## Text to read:
_ _ _ _

Container deployment performance across Grid sites
Description
The ALICE Experiment at the CERN LHC relies on the WLCG, Worldwide LHC Computing Grid, for processing and analysing large quantities of its data. With clusters spread across hundreds computing sites worldwide, most of the computing resources provided by these sites vary greatly in both hardware and configurations.
To assure compatibility with the software requirements of its applications, ALICE is moving towards a new framework for executing tasks on the Grid using containers. To execute containers, the sites must meet a series of prerequisites both in terms of operating system and container handling software. The readiness of the site to run containers must be ensured before configuring the task submission using the ALICE container framework.
To that end, a test framework and testing methodology must be developed and executed on all sites providing resources for ALICE. The results of the test must be analysed and reported back to the site administrators for action in case of issues or incomplete provision of the necessary prerequisites.
Task ideas
- Develop a simple submission framework within the JAliEn Grid environment for pre-configured containers to specific Grid sites;
- Use the framework to start containers, and gather and analyze the output of the submission to gauge the readiness of the site to execute the containers against a list of known conditions;
- Suggest modifications to the container configuration to simplify their execution.
Expected results
- Develop a tool to assess the WLCG Grid sites readiness to run ALICE Grid jobs in containers
Requirements
- Java experience is required
- Python experience is recommended
- Experience with containerization technologies is a plus
- Bash and Linux skills are beneficial
Mentors
- Maksim Storetvedt (primary)
- Costin Grigoras (backup)

_ _ _ _

## Data lines:
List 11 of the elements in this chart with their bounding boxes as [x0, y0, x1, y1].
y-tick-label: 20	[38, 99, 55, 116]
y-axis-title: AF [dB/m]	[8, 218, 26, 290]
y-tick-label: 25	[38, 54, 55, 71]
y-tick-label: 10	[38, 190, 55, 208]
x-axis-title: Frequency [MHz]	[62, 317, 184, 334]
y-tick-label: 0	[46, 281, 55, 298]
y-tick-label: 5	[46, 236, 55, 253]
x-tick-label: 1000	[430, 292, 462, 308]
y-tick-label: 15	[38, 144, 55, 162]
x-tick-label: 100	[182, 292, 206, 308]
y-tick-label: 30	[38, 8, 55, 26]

_ _ _ _

## Written problem A:
Which programming language does the container deployment text list as required experience?
## Written problem B:
Reproduce word for word the part of the container deployment text starting with "Container deployment performance" and going on through "hardware and configurations.".
The records have no role in any of this.

## Answer A:
Java

## Answer B:
Container deployment performance across Grid sites
Description
The ALICE Experiment at the CERN LHC relies on the WLCG, Worldwide LHC Computing Grid, for processing and analysing large quantities of its data. With clusters spread across hundreds computing sites worldwide, most of the computing resources provided by these sites vary greatly in both hardware and configurations.